(Saved entries)
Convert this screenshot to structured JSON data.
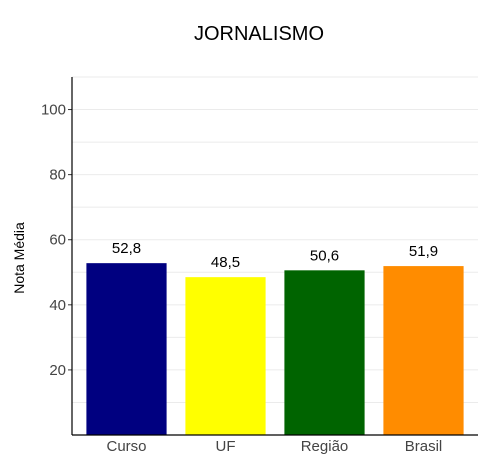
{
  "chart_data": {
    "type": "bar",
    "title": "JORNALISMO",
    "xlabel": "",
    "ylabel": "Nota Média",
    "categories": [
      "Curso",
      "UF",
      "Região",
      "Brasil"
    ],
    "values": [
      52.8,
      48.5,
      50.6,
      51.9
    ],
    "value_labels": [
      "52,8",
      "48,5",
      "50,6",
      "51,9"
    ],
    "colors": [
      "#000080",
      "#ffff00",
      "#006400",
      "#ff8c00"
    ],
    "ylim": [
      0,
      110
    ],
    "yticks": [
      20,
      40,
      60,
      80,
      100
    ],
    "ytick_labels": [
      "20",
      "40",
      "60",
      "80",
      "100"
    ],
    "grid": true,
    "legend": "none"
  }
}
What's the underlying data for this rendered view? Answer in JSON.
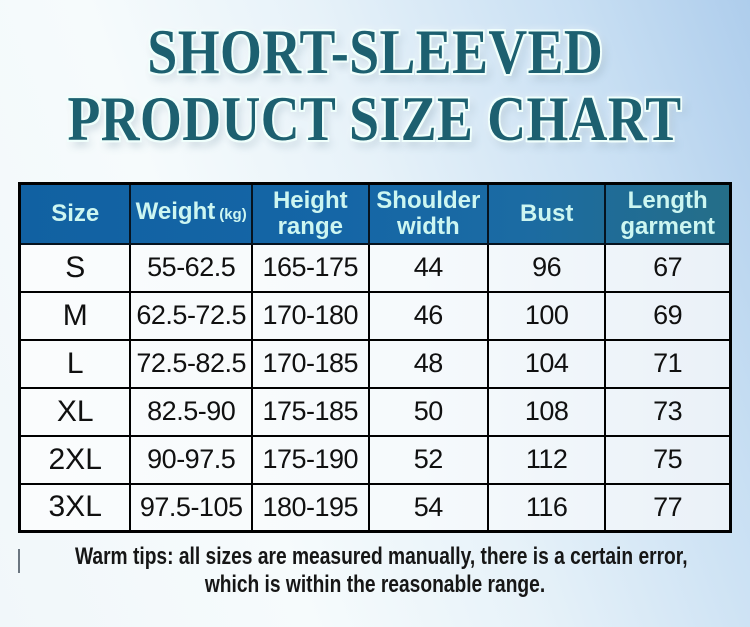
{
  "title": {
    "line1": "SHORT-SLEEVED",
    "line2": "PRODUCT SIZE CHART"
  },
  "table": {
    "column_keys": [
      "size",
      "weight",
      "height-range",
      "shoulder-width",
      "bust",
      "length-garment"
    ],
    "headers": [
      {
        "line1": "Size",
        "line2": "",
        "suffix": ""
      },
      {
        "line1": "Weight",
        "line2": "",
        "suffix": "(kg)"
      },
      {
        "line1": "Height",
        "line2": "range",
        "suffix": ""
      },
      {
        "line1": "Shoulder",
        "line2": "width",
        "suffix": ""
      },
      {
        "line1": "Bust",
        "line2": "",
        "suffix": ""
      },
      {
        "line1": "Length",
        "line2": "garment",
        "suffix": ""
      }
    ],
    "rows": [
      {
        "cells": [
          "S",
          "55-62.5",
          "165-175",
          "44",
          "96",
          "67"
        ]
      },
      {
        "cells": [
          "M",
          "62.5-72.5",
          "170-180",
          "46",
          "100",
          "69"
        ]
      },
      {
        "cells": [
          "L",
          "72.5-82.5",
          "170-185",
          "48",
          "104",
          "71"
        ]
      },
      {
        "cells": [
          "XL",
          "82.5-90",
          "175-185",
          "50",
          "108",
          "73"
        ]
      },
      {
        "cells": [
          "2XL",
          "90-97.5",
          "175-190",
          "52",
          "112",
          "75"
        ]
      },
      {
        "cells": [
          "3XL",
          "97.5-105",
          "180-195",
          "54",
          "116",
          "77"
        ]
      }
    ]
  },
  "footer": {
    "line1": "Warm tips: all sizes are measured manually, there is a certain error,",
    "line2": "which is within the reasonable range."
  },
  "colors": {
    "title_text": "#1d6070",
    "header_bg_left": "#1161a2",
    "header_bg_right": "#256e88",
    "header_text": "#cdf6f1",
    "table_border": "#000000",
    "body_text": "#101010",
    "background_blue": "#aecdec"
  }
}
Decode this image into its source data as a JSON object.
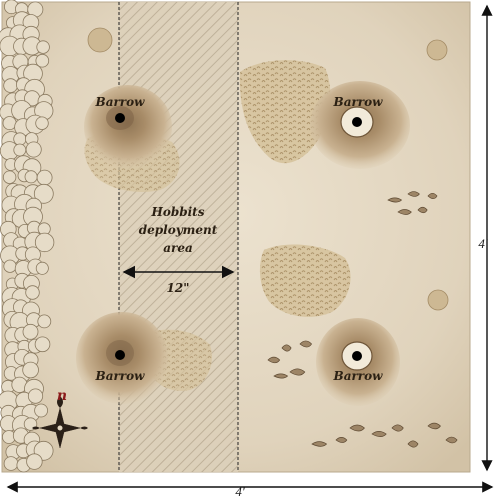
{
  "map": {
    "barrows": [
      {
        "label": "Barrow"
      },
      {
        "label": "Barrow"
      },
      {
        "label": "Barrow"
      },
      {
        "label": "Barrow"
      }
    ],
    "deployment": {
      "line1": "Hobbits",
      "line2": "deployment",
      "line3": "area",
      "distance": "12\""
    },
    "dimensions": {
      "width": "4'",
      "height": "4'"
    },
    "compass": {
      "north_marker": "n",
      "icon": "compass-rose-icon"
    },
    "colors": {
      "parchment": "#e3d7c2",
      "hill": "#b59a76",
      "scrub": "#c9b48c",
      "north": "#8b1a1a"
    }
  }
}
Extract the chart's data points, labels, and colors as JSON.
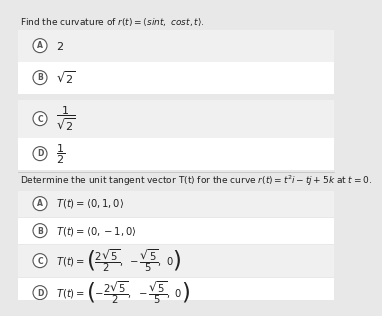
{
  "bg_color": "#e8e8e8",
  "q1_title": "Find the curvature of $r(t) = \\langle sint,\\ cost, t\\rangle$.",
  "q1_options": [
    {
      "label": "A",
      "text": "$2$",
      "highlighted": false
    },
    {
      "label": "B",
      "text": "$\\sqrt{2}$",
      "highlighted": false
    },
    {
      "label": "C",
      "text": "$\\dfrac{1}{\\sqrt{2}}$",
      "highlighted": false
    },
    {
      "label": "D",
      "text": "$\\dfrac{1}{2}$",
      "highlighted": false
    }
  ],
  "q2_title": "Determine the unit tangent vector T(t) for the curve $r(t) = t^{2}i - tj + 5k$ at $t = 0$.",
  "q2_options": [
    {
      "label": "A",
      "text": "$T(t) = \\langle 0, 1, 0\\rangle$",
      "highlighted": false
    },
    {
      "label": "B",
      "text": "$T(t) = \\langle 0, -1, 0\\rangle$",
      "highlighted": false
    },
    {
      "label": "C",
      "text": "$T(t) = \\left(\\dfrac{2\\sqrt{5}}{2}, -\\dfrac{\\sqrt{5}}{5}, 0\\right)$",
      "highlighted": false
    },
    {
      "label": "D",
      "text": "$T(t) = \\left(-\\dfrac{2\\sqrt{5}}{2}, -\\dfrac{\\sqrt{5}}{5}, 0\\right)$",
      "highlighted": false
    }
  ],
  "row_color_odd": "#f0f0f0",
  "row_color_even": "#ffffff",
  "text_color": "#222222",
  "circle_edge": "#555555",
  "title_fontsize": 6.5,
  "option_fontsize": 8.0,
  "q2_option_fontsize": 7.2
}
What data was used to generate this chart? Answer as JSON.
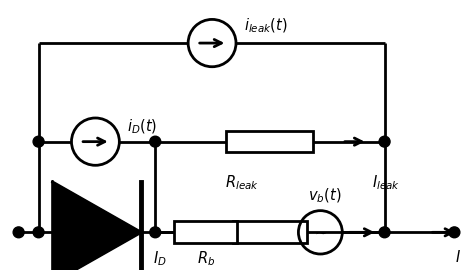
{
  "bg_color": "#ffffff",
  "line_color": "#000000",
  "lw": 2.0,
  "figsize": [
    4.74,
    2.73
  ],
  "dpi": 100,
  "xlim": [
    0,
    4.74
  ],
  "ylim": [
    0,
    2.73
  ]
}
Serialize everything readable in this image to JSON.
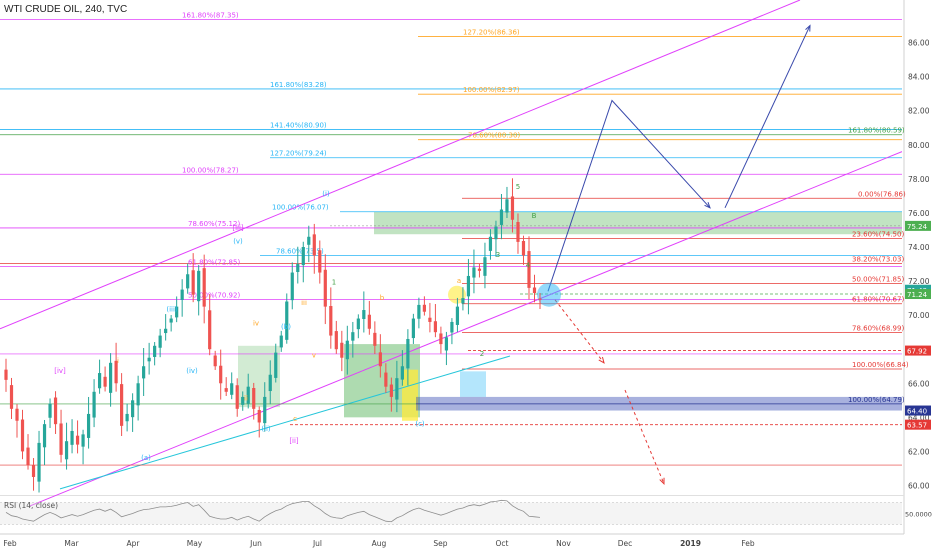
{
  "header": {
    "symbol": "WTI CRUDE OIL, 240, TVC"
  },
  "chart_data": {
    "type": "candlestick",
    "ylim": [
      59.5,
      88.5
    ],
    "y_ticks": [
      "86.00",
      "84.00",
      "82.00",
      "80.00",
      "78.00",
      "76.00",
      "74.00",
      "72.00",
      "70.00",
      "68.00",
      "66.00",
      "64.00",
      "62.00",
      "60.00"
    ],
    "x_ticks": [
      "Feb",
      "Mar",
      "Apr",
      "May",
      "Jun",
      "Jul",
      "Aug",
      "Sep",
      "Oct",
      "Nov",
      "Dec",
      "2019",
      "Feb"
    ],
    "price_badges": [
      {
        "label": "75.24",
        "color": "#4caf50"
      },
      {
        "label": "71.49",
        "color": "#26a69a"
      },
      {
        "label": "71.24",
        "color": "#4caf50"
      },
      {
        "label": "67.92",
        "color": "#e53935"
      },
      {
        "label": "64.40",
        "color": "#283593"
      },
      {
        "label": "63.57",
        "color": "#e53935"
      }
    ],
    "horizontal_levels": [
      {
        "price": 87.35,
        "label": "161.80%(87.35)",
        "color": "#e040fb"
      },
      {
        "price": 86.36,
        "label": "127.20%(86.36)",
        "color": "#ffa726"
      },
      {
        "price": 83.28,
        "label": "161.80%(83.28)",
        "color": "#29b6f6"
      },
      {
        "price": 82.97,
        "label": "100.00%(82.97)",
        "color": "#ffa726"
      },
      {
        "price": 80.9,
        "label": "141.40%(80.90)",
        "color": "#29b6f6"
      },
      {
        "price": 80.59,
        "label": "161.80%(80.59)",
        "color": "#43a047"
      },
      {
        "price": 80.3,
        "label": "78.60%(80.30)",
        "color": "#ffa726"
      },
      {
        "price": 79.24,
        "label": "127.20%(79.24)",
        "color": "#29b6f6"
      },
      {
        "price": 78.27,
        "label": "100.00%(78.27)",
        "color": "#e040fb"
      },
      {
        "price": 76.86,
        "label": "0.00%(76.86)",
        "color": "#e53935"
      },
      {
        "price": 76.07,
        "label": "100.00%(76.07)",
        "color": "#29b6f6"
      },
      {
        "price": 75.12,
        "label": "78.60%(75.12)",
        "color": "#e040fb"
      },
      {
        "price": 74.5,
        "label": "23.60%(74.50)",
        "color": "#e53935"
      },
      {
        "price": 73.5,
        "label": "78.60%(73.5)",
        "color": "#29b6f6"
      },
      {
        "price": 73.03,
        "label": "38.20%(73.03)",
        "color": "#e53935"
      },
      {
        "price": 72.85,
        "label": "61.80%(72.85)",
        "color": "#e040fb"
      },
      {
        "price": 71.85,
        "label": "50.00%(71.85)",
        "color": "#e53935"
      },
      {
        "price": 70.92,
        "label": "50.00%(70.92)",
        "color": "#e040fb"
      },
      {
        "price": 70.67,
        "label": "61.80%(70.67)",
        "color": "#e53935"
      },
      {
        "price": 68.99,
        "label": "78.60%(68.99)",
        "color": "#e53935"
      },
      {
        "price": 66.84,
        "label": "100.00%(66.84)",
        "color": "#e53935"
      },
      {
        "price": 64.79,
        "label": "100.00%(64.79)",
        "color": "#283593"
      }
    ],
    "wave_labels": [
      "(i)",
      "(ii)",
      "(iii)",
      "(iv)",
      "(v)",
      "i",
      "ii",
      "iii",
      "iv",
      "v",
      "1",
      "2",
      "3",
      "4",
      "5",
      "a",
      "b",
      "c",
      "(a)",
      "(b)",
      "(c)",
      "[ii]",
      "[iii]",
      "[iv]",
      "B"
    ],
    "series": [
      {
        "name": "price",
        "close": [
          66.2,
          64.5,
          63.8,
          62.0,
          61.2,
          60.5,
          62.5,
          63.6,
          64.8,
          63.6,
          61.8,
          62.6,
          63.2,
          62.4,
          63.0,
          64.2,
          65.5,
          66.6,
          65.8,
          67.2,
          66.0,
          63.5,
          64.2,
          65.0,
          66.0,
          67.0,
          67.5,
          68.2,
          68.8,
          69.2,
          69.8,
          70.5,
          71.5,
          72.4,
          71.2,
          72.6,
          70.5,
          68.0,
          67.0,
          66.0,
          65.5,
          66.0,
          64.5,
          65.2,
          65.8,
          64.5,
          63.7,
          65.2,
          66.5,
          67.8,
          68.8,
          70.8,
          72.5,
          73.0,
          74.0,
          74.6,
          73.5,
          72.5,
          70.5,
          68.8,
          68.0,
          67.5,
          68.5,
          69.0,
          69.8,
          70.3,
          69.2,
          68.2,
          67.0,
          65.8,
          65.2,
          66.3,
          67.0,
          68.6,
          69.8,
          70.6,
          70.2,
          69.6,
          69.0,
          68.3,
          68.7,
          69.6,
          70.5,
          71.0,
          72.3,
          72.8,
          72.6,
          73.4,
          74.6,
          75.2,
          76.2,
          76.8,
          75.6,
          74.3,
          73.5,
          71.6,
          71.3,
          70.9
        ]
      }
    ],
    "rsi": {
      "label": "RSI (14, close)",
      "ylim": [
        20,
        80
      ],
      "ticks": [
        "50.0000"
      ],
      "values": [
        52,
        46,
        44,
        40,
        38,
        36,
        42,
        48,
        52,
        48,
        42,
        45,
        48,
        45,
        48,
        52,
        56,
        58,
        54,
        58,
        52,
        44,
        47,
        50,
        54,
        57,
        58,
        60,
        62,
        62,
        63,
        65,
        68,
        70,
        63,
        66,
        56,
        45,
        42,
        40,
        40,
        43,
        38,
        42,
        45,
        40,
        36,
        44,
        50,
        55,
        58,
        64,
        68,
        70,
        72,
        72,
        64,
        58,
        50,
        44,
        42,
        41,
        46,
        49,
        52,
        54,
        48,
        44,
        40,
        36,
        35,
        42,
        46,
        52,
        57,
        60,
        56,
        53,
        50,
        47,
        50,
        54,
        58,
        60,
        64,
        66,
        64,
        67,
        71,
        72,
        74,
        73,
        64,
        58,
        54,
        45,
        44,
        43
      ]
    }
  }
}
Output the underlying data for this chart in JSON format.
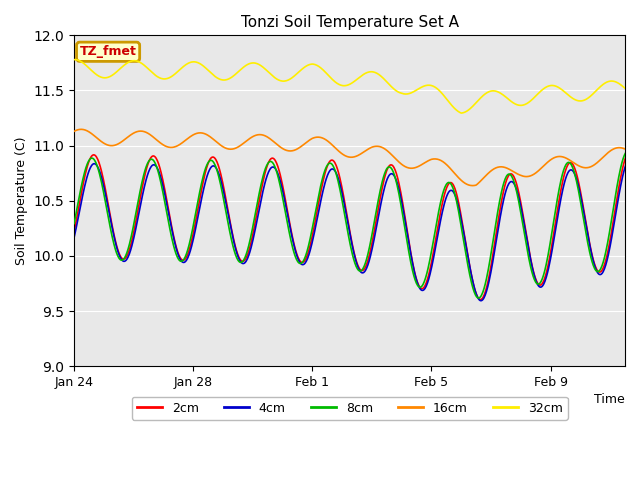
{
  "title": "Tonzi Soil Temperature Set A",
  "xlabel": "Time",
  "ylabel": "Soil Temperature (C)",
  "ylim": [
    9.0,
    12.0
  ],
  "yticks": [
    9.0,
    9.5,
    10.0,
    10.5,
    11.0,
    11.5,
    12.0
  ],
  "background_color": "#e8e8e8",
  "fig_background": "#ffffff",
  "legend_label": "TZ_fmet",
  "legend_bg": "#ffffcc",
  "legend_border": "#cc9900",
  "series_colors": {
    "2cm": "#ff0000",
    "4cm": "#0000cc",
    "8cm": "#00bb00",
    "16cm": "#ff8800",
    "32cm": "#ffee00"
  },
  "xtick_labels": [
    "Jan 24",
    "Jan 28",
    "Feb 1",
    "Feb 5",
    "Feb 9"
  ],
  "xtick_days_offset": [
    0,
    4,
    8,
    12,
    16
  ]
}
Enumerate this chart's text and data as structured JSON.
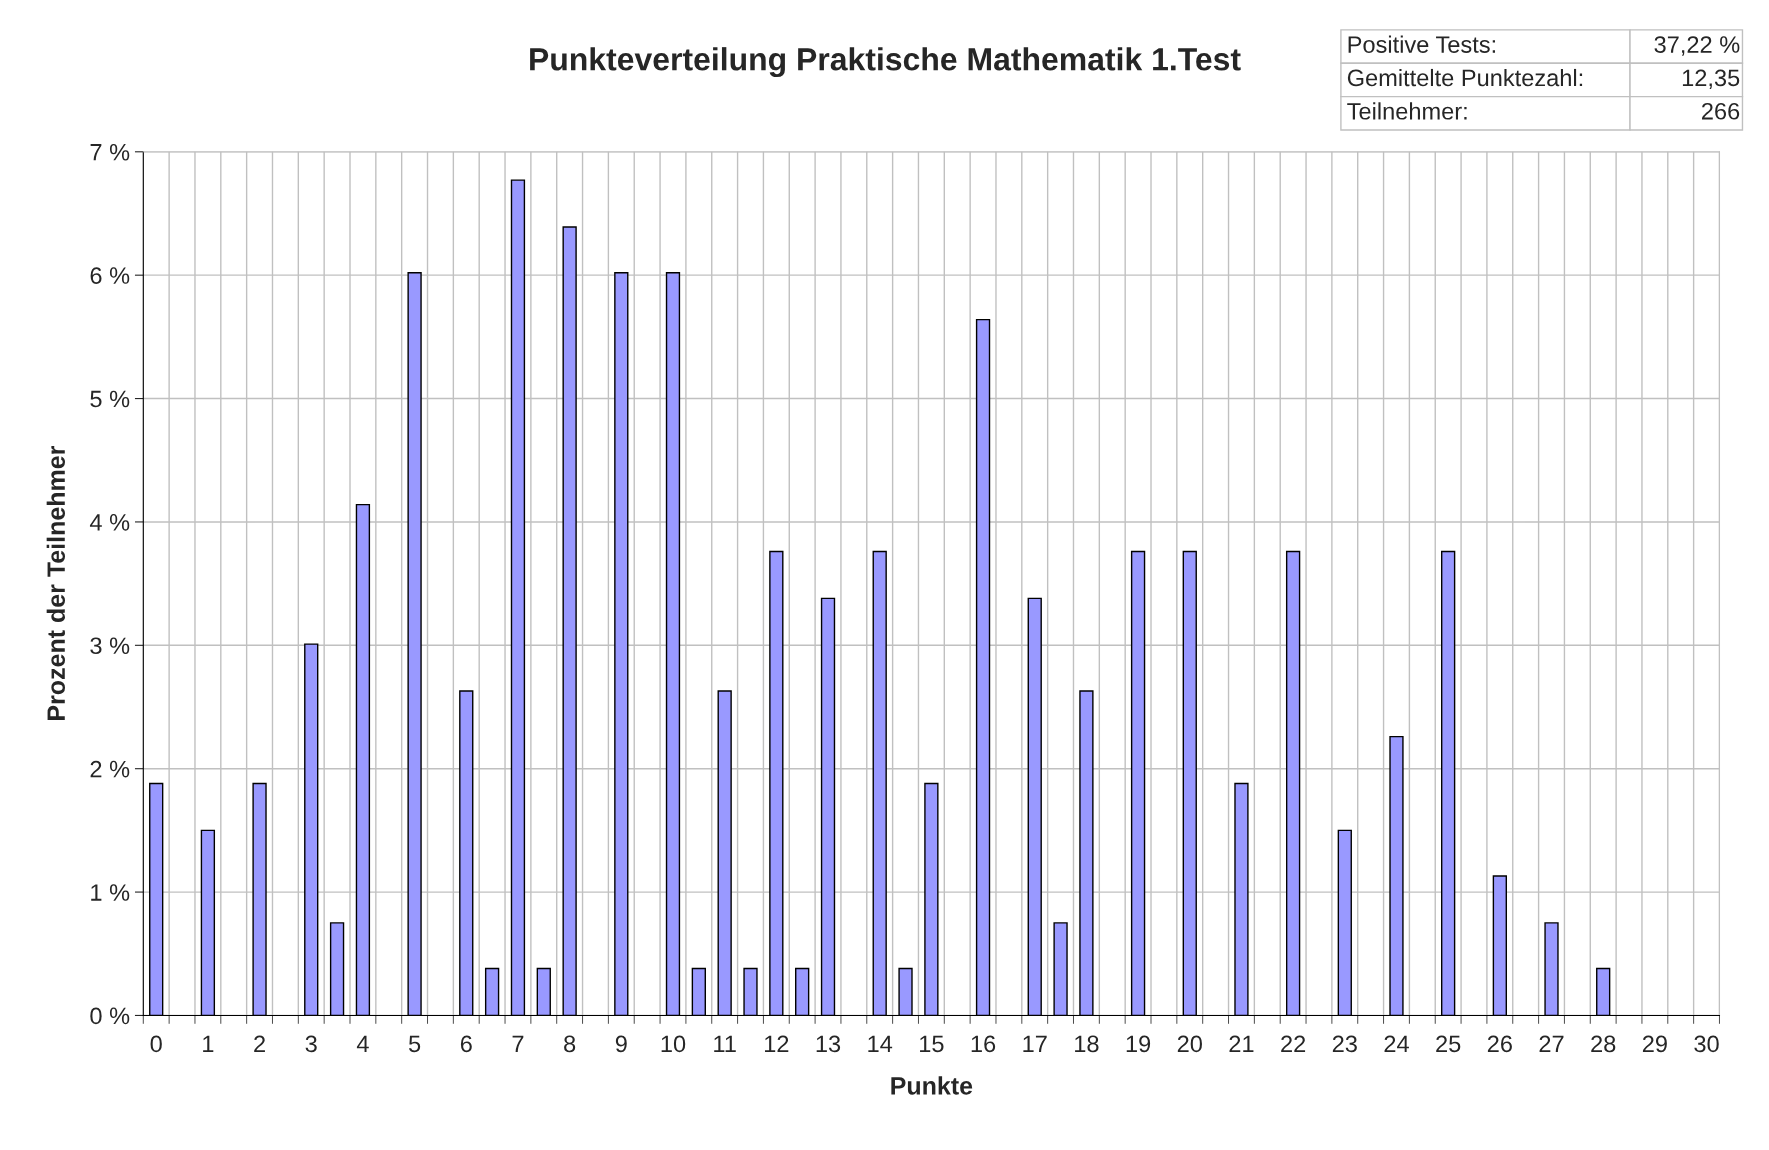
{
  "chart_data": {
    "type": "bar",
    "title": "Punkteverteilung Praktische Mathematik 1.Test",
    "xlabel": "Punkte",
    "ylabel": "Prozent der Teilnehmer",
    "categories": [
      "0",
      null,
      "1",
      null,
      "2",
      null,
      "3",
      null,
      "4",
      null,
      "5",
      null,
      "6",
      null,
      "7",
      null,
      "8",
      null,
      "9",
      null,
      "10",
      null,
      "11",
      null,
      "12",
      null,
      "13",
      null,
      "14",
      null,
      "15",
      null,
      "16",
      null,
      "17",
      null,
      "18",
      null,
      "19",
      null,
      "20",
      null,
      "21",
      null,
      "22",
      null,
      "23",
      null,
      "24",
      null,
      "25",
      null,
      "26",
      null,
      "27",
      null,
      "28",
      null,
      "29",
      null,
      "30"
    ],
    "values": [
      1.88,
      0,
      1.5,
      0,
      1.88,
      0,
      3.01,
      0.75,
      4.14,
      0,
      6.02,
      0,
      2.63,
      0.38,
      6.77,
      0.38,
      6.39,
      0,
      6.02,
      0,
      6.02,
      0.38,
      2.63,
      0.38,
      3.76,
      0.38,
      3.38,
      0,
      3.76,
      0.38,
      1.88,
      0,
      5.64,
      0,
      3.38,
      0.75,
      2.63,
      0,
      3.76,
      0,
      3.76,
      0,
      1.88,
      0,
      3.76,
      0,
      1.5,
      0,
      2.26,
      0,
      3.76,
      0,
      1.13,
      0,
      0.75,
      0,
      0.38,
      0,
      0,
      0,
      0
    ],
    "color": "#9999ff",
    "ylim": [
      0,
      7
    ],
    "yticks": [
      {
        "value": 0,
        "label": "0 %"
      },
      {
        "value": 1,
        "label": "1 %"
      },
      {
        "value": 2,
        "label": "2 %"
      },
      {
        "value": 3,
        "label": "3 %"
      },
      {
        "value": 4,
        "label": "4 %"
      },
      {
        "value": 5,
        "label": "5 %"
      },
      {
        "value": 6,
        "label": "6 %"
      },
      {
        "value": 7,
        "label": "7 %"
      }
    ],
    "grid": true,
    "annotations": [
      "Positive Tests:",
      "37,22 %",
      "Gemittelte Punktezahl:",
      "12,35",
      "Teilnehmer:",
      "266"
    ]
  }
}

### Your goal
Look over the listing above. Pick out and copy every line that includes "range".

### Answer to the problem
      "height-range",
        "line2": "range",
    "line2": "which is within the reasonable range."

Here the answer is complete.